Article ▸
┌──
This is the way with everything—absolutely no certainty. This Lennox, Margaret and her son are Catholics, and profess attachment to your Majesty. I do what is requisite to entertain them although with great caution and secrecy. As Margaret is one of the claimants to the succession and a Catholic, the Queen and her Ministers attach a great deal of importance to her and are so suspicuous, so excited and so anxious that Margaret says they conduct themselves as if they were frantic, and certainly she is not far wrong. The treaty of peace between this Queen and the French I have not been able to obtain as it is kept in a place where it is out of reach ; but I have learnt from the person who wrote it, who is a true good Chatholic and adherent of your Majesty, that in substance it only contains the following, which will serve until a copy can be obtained.
The first is that both parties shall lay down their arms, and as regards the ancient rights they both claim against each other they shall remain in the same state as before the war commenced.
That the hostages who were held by this Queen shall be given up as soon as the 120,000 ducats are paid. There was no fresh league or other reciprocal amity except the ordinary relations.
They tell me that the principal understanding this Queen has in Germany is with Count Mansfeldt who is in her pay. She has also an arrangement with Duke William of Saxony and the negotiations are carried on through Dr. Christopher Mont (fn. 2) who lives in Augsburg.
I am still assured that the man who went on behalf of this Queen to Scotland was sent solely to treat of the maniage of the Earl of Leicester with that Queen.—LondoD, 4th November, 1864.
13 Nov. 274. The Same to the Same.
On the 10th instant I received your Majesty's letter of the 7th ultimo, and on the 12th requested audience of the Queen at her convenience. They appointed three o'clock the same afternoon, when I spoke to her on your Majesty's behalf informing her of the news of your Majesty's health and that of the Queen and his Highness, whereat she expressed great pleasure in her wonted fair words. It was nearly night when the dances ended, and she asked me whether I had letters from Flanders respecting the commercial question. I told her that I had. Cecil arrived, but as the councillors had not come and it was already late, the Queen thought the matter had better stand over until the next day.
I have shown the heads of the treaty concluded by this Queen (sent by Don Frances de Alava) to the person who wrote the original, and saw the French protocol, and he assures me that they are substantially the same. They are practically identical with those I sent your Majesty on the 4th instant, but if any other point should come to light I will send it. 1 will take care to advise continually the state of the finances and treasury of this Queen, and also that which concerns the succession, the statement upon which has not yet been sent to your Majesty owing to the absence of a person who understands the question and who can be trusted with the secret. Your Majesty's letter in favour of the imprisoned Bishops and others has duly arrived and, as I have already written, will be used in the way that may appear most desirable. The same course will be pursued with respect to the demand for a church where Catholics may hear Mass, when a favourable opportunity presents itself. The duchess of Parma has written me what your Majesty has been pleased to order with regard to the body of Bishop Quadra. This shall be effected without delay in the best way possible so that we may get out of this lawsuit.
Postscript in the handwriting of the Ambassador—
At this moment I am informed that the case against the bishop of London has been ordered to be suspended. The letter will, therefore, not be presented now as I had intended. — London, 13th November 1564.
└──
[Box coordinate listings]
┌──
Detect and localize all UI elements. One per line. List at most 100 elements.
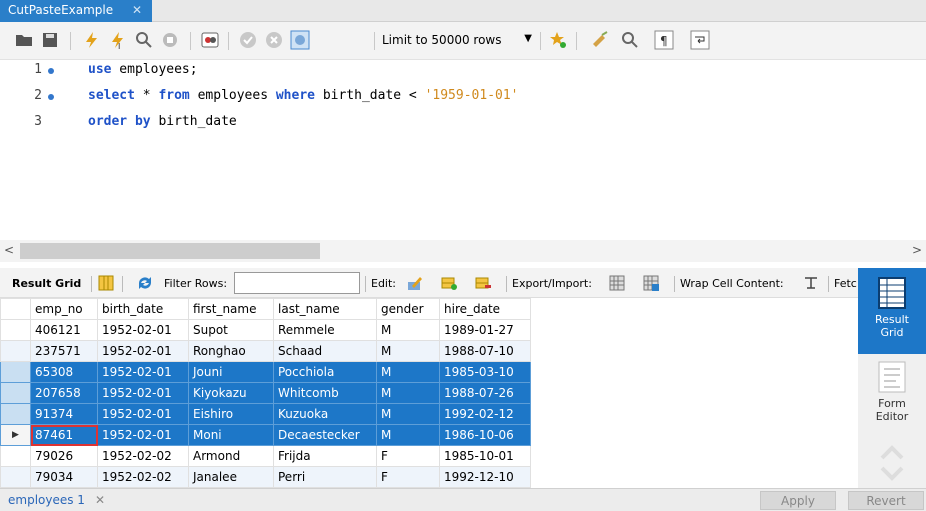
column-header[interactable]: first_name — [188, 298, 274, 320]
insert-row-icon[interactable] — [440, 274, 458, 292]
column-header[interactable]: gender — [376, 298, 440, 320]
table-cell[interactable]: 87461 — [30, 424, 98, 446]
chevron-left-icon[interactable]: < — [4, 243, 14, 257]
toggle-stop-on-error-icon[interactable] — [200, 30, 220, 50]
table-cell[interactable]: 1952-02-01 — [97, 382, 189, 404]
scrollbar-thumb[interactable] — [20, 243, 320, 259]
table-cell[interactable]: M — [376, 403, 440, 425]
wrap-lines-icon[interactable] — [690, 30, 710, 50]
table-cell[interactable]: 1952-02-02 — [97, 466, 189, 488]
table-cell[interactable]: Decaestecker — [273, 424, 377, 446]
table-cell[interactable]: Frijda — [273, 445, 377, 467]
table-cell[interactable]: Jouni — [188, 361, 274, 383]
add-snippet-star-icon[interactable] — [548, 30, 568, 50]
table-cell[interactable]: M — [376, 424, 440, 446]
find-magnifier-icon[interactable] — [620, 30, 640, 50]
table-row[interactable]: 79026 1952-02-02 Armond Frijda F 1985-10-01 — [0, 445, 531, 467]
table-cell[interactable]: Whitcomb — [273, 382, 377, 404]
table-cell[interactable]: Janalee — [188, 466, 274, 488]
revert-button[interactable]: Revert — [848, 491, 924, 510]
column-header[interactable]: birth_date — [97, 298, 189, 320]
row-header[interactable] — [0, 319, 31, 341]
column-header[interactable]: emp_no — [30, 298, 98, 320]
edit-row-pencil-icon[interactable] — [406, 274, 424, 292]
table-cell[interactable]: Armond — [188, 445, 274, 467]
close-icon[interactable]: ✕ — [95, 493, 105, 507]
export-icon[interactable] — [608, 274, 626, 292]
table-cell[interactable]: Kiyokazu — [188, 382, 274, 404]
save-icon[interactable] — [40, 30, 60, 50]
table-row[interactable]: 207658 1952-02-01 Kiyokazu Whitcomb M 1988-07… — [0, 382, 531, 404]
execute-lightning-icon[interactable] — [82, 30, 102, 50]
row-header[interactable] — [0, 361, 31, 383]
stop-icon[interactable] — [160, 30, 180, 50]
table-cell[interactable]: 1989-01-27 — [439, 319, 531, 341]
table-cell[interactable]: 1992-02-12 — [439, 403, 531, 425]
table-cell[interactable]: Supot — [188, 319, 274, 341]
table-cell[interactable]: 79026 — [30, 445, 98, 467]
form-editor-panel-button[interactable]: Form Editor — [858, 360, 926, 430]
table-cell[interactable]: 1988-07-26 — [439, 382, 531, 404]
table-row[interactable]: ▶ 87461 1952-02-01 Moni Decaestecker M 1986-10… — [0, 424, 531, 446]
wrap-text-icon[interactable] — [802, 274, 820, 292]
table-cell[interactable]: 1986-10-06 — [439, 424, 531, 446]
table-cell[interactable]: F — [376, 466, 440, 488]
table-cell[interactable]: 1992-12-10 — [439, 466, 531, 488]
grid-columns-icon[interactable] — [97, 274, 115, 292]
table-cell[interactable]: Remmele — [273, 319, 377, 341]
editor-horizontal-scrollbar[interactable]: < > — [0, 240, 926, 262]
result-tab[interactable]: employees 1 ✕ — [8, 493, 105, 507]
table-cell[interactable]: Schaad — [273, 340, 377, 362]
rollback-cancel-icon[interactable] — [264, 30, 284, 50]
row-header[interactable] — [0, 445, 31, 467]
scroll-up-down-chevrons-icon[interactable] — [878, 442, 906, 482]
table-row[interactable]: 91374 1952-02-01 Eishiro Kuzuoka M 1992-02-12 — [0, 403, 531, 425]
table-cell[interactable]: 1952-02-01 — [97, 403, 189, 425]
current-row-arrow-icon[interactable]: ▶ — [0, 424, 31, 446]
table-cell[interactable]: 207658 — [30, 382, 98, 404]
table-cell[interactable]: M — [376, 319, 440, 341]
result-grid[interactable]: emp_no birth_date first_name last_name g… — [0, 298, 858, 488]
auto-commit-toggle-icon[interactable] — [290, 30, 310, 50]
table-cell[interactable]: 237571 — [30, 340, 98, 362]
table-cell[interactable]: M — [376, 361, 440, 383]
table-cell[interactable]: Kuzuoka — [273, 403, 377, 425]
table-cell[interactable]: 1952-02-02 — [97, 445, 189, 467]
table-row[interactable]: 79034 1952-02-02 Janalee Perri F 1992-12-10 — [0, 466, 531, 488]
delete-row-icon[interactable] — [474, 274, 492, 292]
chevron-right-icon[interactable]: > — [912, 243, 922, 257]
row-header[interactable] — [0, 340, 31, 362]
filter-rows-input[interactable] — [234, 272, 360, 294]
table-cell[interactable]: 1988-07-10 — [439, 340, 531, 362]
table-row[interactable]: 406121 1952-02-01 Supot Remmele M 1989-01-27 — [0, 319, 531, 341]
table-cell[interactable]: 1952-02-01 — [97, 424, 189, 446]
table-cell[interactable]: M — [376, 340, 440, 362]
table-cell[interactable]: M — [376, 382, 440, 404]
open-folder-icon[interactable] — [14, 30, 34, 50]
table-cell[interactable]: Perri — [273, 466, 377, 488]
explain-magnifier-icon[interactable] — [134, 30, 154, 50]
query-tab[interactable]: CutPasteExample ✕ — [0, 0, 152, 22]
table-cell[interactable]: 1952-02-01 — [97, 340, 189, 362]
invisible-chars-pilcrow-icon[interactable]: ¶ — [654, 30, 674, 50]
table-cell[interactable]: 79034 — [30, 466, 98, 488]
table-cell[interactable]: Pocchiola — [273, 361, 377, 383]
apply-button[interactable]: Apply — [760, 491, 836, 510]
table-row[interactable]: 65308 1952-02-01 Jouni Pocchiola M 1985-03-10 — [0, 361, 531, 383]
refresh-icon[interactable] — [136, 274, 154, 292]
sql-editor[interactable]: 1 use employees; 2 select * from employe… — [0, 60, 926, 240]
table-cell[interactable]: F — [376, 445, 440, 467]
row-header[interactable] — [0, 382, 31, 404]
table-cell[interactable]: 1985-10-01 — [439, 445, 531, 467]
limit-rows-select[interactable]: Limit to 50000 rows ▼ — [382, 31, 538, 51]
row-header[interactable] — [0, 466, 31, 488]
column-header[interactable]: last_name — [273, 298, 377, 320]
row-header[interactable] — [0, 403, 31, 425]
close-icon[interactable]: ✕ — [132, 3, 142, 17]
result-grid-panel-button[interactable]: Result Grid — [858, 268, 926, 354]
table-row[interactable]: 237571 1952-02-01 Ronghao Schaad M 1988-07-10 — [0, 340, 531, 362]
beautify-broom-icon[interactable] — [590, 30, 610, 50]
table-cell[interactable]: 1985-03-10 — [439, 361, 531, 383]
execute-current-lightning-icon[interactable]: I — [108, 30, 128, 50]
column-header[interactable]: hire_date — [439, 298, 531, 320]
└──
List of tasks ▸
A - Decide whether each statement agrees with the ambassador's letters. Answer yes or no for each, and quote the words of the letters that settle it. (i) The hostages held by the Queen are to be handed over once 120,000 ducats are paid. (ii) The treaty with the French set up a new league between the two sides. (iii) The case against the bishop of London has been ordered suspended.
B - Carry on the ambassador's letters from the point where they end.

Results ▸
A -
(i) Yes: "That the hostages who were held by this Queen shall be given up as soon as the 120,000 ducats are paid."
(ii) No: "There was no fresh league or other reciprocal amity except the ordinary relations."
(iii) Yes: "the case against the bishop of London has been ordered to be suspended."

B -
21 Nov. 275. The Same to the Same.
I have already written that the earl of Arundel's business was in suspense since he went out of office, and he was at liberty to leave his house here, and go to another he has some miles off if he wished. About four days ago they made him go to the earl of Pembroke's house (the earl of Pembroke having been very ill, and although better now still unable to go out), and there he was examined by Cecil and others of the Council. They have ordered him not to leave his house, and no one one is to visit him or enter the house except his own people. I have not learnt the cause of this order, but it is evident that these people are suspicious that some plot may have been brewing, as the Earl's house has been much frequented by the principal nobles and gentlemen of the realm, many of whom must be concerned with him. No news comes from France of any particular negotiations, especially between Throgmorton and the Admiral, although there arrived here recently a certain Emmanuel Aleman, a man learned in the Latin and Hebrew tongues, bringing letters of recommendation from some French gentlemen. His only object, however, is to solicit the renewal of certain pensions which he enjoyed here in the time of King Henry.
I hear from Scotland that the Queen is trying to place religious affairs in a satisfactory condition, and has recently banished from her court and country a preacher who is the chief of the heretics there called Quenoques (Knox) who was in the pay of this Queen and is a bad sort of person. The French are busy weaving some fine plots there. This Queen was determined to introduce some reforms amongst the ministers in this countiy, but they say she has abandoned the intention as the earl of Leicester on the persuasion of two heretical preachers promised that the matter should not be dealt with. I am told that all the peers have been summoned, and that most of them are here although four important ones are still wanting.
The letters sent to the Bishops and provincial governors, copy of which I enclosed, have already brought forth some statements drawn up in form dictated from here in which the Protestants were to be distinguished by the letter G, the moderates by another letter, and the Catholics by another. In the statements that have arrived the numbers marked G are very small, not six to forty Catholics. These people are much annoyed, I am told, that there are so few men of their way of thinking whom they can put into the governorships of provinces (lord lieutenancies of counties). Sidney, governor of Wales, who is married to Leicester's sister, has answered the letter they sent him by telling them that if they wished to put into the provincial governments men of the new religion, they must send them from here as there are none there. The secret letters signed by Robert and Cecil were in connection with some proceedings against two of the Queen's accountants whose affairs were being investigated as they are said to have done something against the Queen's interests and those of many other persons. It was desired to discover the particulars of the business, without the parties' knowledge, and the caution with which it was done gave rise to the idea that it referred to some other matter.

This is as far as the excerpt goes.